======== MATERIAL PROVIDED
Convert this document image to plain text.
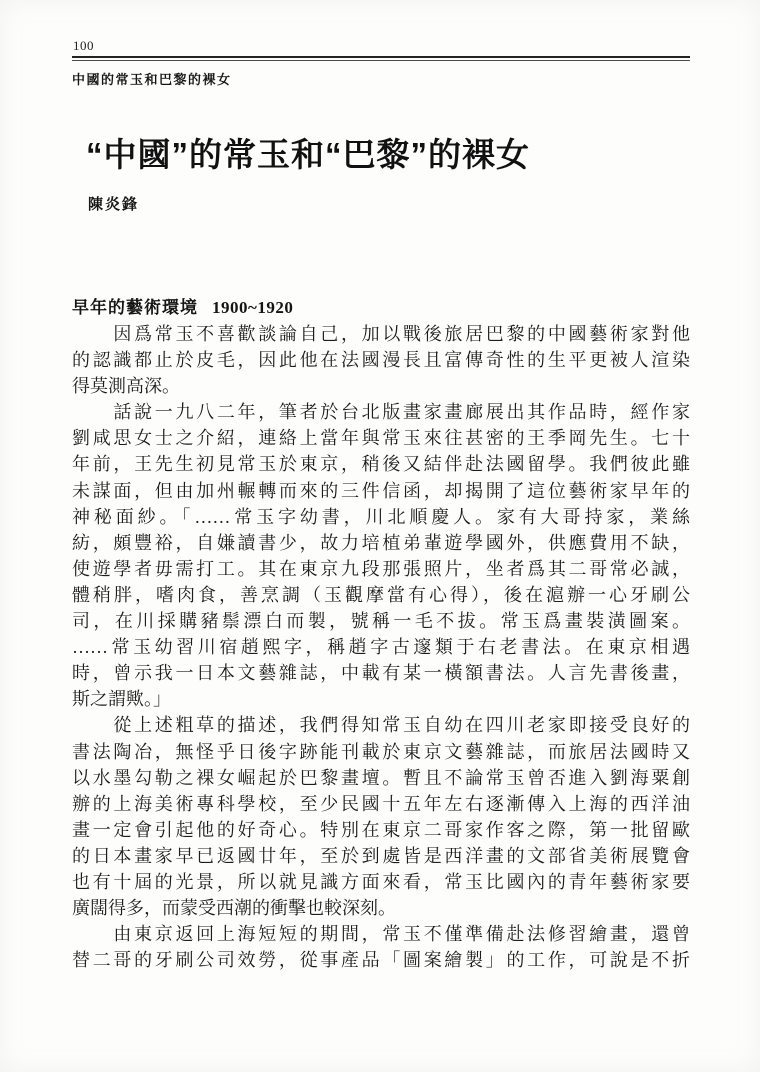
100
中國的常玉和巴黎的裸女
“中國”的常玉和“巴黎”的裸女
陳炎鋒
早年的藝術環境 1900~1920
　　因爲常玉不喜歡談論自己，加以戰後旅居巴黎的中國藝術家對他
的認識都止於皮毛，因此他在法國漫長且富傳奇性的生平更被人渲染
得莫測高深。
　　話說一九八二年，筆者於台北版畫家畫廊展出其作品時，經作家
劉咸思女士之介紹，連絡上當年與常玉來往甚密的王季岡先生。七十
年前，王先生初見常玉於東京，稍後又結伴赴法國留學。我們彼此雖
未謀面，但由加州輾轉而來的三件信函，却揭開了這位藝術家早年的
神秘面紗。「……常玉字幼書，川北順慶人。家有大哥持家，業絲
紡，頗豐裕，自嫌讀書少，故力培植弟輩遊學國外，供應費用不缺，
使遊學者毋需打工。其在東京九段那張照片，坐者爲其二哥常必誠，
體稍胖，嗜肉食，善烹調（玉觀摩當有心得），後在滬辦一心牙刷公
司，在川採購豬鬃漂白而製，號稱一毛不拔。常玉爲畫裝潢圖案。
……常玉幼習川宿趙熙字，稱趙字古邃類于右老書法。在東京相遇
時，曾示我一日本文藝雜誌，中載有某一橫額書法。人言先書後畫，
斯之謂歟。」
　　從上述粗草的描述，我們得知常玉自幼在四川老家即接受良好的
書法陶冶，無怪乎日後字跡能刊載於東京文藝雜誌，而旅居法國時又
以水墨勾勒之裸女崛起於巴黎畫壇。暫且不論常玉曾否進入劉海粟創
辦的上海美術專科學校，至少民國十五年左右逐漸傳入上海的西洋油
畫一定會引起他的好奇心。特別在東京二哥家作客之際，第一批留歐
的日本畫家早已返國廿年，至於到處皆是西洋畫的文部省美術展覽會
也有十屆的光景，所以就見識方面來看，常玉比國內的青年藝術家要
廣闊得多，而蒙受西潮的衝擊也較深刻。
　　由東京返回上海短短的期間，常玉不僅準備赴法修習繪畫，還曾
替二哥的牙刷公司效勞，從事產品「圖案繪製」的工作，可說是不折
================
→ THE PROBLEM:
Exactly reproduce the entries above, minus the pictures.

→ ANSWER TO THIS EXERCISE:
Convert this document image to plain text.
100
中國的常玉和巴黎的裸女
“中國”的常玉和“巴黎”的裸女
陳炎鋒
早年的藝術環境 1900~1920
　　因爲常玉不喜歡談論自己，加以戰後旅居巴黎的中國藝術家對他
的認識都止於皮毛，因此他在法國漫長且富傳奇性的生平更被人渲染
得莫測高深。
　　話說一九八二年，筆者於台北版畫家畫廊展出其作品時，經作家
劉咸思女士之介紹，連絡上當年與常玉來往甚密的王季岡先生。七十
年前，王先生初見常玉於東京，稍後又結伴赴法國留學。我們彼此雖
未謀面，但由加州輾轉而來的三件信函，却揭開了這位藝術家早年的
神秘面紗。「……常玉字幼書，川北順慶人。家有大哥持家，業絲
紡，頗豐裕，自嫌讀書少，故力培植弟輩遊學國外，供應費用不缺，
使遊學者毋需打工。其在東京九段那張照片，坐者爲其二哥常必誠，
體稍胖，嗜肉食，善烹調（玉觀摩當有心得），後在滬辦一心牙刷公
司，在川採購豬鬃漂白而製，號稱一毛不拔。常玉爲畫裝潢圖案。
……常玉幼習川宿趙熙字，稱趙字古邃類于右老書法。在東京相遇
時，曾示我一日本文藝雜誌，中載有某一橫額書法。人言先書後畫，
斯之謂歟。」
　　從上述粗草的描述，我們得知常玉自幼在四川老家即接受良好的
書法陶冶，無怪乎日後字跡能刊載於東京文藝雜誌，而旅居法國時又
以水墨勾勒之裸女崛起於巴黎畫壇。暫且不論常玉曾否進入劉海粟創
辦的上海美術專科學校，至少民國十五年左右逐漸傳入上海的西洋油
畫一定會引起他的好奇心。特別在東京二哥家作客之際，第一批留歐
的日本畫家早已返國廿年，至於到處皆是西洋畫的文部省美術展覽會
也有十屆的光景，所以就見識方面來看，常玉比國內的青年藝術家要
廣闊得多，而蒙受西潮的衝擊也較深刻。
　　由東京返回上海短短的期間，常玉不僅準備赴法修習繪畫，還曾
替二哥的牙刷公司效勞，從事產品「圖案繪製」的工作，可說是不折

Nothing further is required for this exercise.